Source records:
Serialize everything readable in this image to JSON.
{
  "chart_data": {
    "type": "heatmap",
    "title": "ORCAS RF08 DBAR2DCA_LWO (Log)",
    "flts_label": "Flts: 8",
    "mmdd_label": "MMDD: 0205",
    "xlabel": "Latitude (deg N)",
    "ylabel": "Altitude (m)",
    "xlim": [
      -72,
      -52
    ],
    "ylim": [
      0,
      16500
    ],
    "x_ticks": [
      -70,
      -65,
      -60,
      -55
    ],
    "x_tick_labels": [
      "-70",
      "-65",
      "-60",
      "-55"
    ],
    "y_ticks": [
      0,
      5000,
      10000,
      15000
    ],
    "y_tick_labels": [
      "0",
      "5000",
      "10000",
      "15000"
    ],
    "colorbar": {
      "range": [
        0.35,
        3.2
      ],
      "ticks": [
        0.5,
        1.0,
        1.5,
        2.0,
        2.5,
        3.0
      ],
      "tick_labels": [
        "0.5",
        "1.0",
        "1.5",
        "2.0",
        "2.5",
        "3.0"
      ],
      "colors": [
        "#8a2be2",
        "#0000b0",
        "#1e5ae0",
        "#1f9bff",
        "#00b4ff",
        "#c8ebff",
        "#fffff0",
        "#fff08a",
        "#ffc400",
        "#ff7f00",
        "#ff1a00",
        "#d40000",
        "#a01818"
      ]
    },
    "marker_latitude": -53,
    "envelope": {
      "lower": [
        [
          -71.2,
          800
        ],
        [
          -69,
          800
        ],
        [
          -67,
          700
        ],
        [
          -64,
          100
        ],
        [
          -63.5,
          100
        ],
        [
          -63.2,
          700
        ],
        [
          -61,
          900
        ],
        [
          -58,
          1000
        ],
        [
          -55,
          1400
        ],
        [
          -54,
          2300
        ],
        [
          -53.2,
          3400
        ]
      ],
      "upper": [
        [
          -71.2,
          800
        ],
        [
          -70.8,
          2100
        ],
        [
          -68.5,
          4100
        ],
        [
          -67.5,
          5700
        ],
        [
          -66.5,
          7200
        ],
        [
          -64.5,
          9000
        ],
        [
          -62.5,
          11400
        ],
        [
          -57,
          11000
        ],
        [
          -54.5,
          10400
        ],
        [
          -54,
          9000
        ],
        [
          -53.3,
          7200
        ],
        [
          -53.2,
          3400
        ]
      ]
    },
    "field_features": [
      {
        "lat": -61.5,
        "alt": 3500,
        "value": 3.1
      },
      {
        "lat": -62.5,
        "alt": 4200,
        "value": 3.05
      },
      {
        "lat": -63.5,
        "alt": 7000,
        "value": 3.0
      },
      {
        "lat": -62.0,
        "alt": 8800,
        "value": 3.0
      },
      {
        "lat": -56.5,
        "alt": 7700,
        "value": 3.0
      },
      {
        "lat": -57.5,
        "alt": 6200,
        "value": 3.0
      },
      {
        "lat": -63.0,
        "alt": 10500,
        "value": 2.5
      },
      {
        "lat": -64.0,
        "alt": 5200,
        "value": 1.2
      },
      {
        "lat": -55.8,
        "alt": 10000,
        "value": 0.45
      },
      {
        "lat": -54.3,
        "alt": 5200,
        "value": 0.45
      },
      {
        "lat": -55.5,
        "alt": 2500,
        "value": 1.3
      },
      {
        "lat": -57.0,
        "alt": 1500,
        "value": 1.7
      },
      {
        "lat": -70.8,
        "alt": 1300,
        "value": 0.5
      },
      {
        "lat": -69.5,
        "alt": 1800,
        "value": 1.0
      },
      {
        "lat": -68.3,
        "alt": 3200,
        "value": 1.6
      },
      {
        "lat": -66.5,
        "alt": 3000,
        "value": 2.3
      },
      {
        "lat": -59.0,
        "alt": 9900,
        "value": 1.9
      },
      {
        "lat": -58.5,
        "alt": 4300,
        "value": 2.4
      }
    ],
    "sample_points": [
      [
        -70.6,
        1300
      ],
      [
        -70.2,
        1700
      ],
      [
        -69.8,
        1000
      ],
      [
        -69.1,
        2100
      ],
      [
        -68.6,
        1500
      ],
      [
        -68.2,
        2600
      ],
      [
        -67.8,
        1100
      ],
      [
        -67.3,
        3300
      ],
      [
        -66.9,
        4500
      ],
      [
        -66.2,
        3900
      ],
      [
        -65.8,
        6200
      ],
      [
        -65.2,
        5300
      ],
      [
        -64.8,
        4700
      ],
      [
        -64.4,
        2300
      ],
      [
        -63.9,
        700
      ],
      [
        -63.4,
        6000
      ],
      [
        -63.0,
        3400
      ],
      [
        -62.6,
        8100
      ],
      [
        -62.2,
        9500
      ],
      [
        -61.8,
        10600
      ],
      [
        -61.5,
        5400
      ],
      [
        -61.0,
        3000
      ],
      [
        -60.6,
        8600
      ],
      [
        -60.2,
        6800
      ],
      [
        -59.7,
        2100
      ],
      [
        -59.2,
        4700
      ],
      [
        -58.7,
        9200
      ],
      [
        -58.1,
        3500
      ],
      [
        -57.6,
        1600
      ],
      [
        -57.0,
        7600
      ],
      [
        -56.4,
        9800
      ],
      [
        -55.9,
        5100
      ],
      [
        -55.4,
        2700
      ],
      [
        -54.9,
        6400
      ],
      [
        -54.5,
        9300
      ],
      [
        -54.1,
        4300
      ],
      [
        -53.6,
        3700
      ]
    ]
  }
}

Your instructions: What is needed here is an exact reproduction of all the entries.

Problem solution:
Serialize everything readable in this image to JSON.
{
  "chart_data": {
    "type": "heatmap",
    "title": "ORCAS RF08 DBAR2DCA_LWO (Log)",
    "flts_label": "Flts: 8",
    "mmdd_label": "MMDD: 0205",
    "xlabel": "Latitude (deg N)",
    "ylabel": "Altitude (m)",
    "xlim": [
      -72,
      -52
    ],
    "ylim": [
      0,
      16500
    ],
    "x_ticks": [
      -70,
      -65,
      -60,
      -55
    ],
    "x_tick_labels": [
      "-70",
      "-65",
      "-60",
      "-55"
    ],
    "y_ticks": [
      0,
      5000,
      10000,
      15000
    ],
    "y_tick_labels": [
      "0",
      "5000",
      "10000",
      "15000"
    ],
    "colorbar": {
      "range": [
        0.35,
        3.2
      ],
      "ticks": [
        0.5,
        1.0,
        1.5,
        2.0,
        2.5,
        3.0
      ],
      "tick_labels": [
        "0.5",
        "1.0",
        "1.5",
        "2.0",
        "2.5",
        "3.0"
      ],
      "colors": [
        "#8a2be2",
        "#0000b0",
        "#1e5ae0",
        "#1f9bff",
        "#00b4ff",
        "#c8ebff",
        "#fffff0",
        "#fff08a",
        "#ffc400",
        "#ff7f00",
        "#ff1a00",
        "#d40000",
        "#a01818"
      ]
    },
    "marker_latitude": -53,
    "envelope": {
      "lower": [
        [
          -71.2,
          800
        ],
        [
          -69,
          800
        ],
        [
          -67,
          700
        ],
        [
          -64,
          100
        ],
        [
          -63.5,
          100
        ],
        [
          -63.2,
          700
        ],
        [
          -61,
          900
        ],
        [
          -58,
          1000
        ],
        [
          -55,
          1400
        ],
        [
          -54,
          2300
        ],
        [
          -53.2,
          3400
        ]
      ],
      "upper": [
        [
          -71.2,
          800
        ],
        [
          -70.8,
          2100
        ],
        [
          -68.5,
          4100
        ],
        [
          -67.5,
          5700
        ],
        [
          -66.5,
          7200
        ],
        [
          -64.5,
          9000
        ],
        [
          -62.5,
          11400
        ],
        [
          -57,
          11000
        ],
        [
          -54.5,
          10400
        ],
        [
          -54,
          9000
        ],
        [
          -53.3,
          7200
        ],
        [
          -53.2,
          3400
        ]
      ]
    },
    "field_features": [
      {
        "lat": -61.5,
        "alt": 3500,
        "value": 3.1
      },
      {
        "lat": -62.5,
        "alt": 4200,
        "value": 3.05
      },
      {
        "lat": -63.5,
        "alt": 7000,
        "value": 3.0
      },
      {
        "lat": -62.0,
        "alt": 8800,
        "value": 3.0
      },
      {
        "lat": -56.5,
        "alt": 7700,
        "value": 3.0
      },
      {
        "lat": -57.5,
        "alt": 6200,
        "value": 3.0
      },
      {
        "lat": -63.0,
        "alt": 10500,
        "value": 2.5
      },
      {
        "lat": -64.0,
        "alt": 5200,
        "value": 1.2
      },
      {
        "lat": -55.8,
        "alt": 10000,
        "value": 0.45
      },
      {
        "lat": -54.3,
        "alt": 5200,
        "value": 0.45
      },
      {
        "lat": -55.5,
        "alt": 2500,
        "value": 1.3
      },
      {
        "lat": -57.0,
        "alt": 1500,
        "value": 1.7
      },
      {
        "lat": -70.8,
        "alt": 1300,
        "value": 0.5
      },
      {
        "lat": -69.5,
        "alt": 1800,
        "value": 1.0
      },
      {
        "lat": -68.3,
        "alt": 3200,
        "value": 1.6
      },
      {
        "lat": -66.5,
        "alt": 3000,
        "value": 2.3
      },
      {
        "lat": -59.0,
        "alt": 9900,
        "value": 1.9
      },
      {
        "lat": -58.5,
        "alt": 4300,
        "value": 2.4
      }
    ],
    "sample_points": [
      [
        -70.6,
        1300
      ],
      [
        -70.2,
        1700
      ],
      [
        -69.8,
        1000
      ],
      [
        -69.1,
        2100
      ],
      [
        -68.6,
        1500
      ],
      [
        -68.2,
        2600
      ],
      [
        -67.8,
        1100
      ],
      [
        -67.3,
        3300
      ],
      [
        -66.9,
        4500
      ],
      [
        -66.2,
        3900
      ],
      [
        -65.8,
        6200
      ],
      [
        -65.2,
        5300
      ],
      [
        -64.8,
        4700
      ],
      [
        -64.4,
        2300
      ],
      [
        -63.9,
        700
      ],
      [
        -63.4,
        6000
      ],
      [
        -63.0,
        3400
      ],
      [
        -62.6,
        8100
      ],
      [
        -62.2,
        9500
      ],
      [
        -61.8,
        10600
      ],
      [
        -61.5,
        5400
      ],
      [
        -61.0,
        3000
      ],
      [
        -60.6,
        8600
      ],
      [
        -60.2,
        6800
      ],
      [
        -59.7,
        2100
      ],
      [
        -59.2,
        4700
      ],
      [
        -58.7,
        9200
      ],
      [
        -58.1,
        3500
      ],
      [
        -57.6,
        1600
      ],
      [
        -57.0,
        7600
      ],
      [
        -56.4,
        9800
      ],
      [
        -55.9,
        5100
      ],
      [
        -55.4,
        2700
      ],
      [
        -54.9,
        6400
      ],
      [
        -54.5,
        9300
      ],
      [
        -54.1,
        4300
      ],
      [
        -53.6,
        3700
      ]
    ]
  }
}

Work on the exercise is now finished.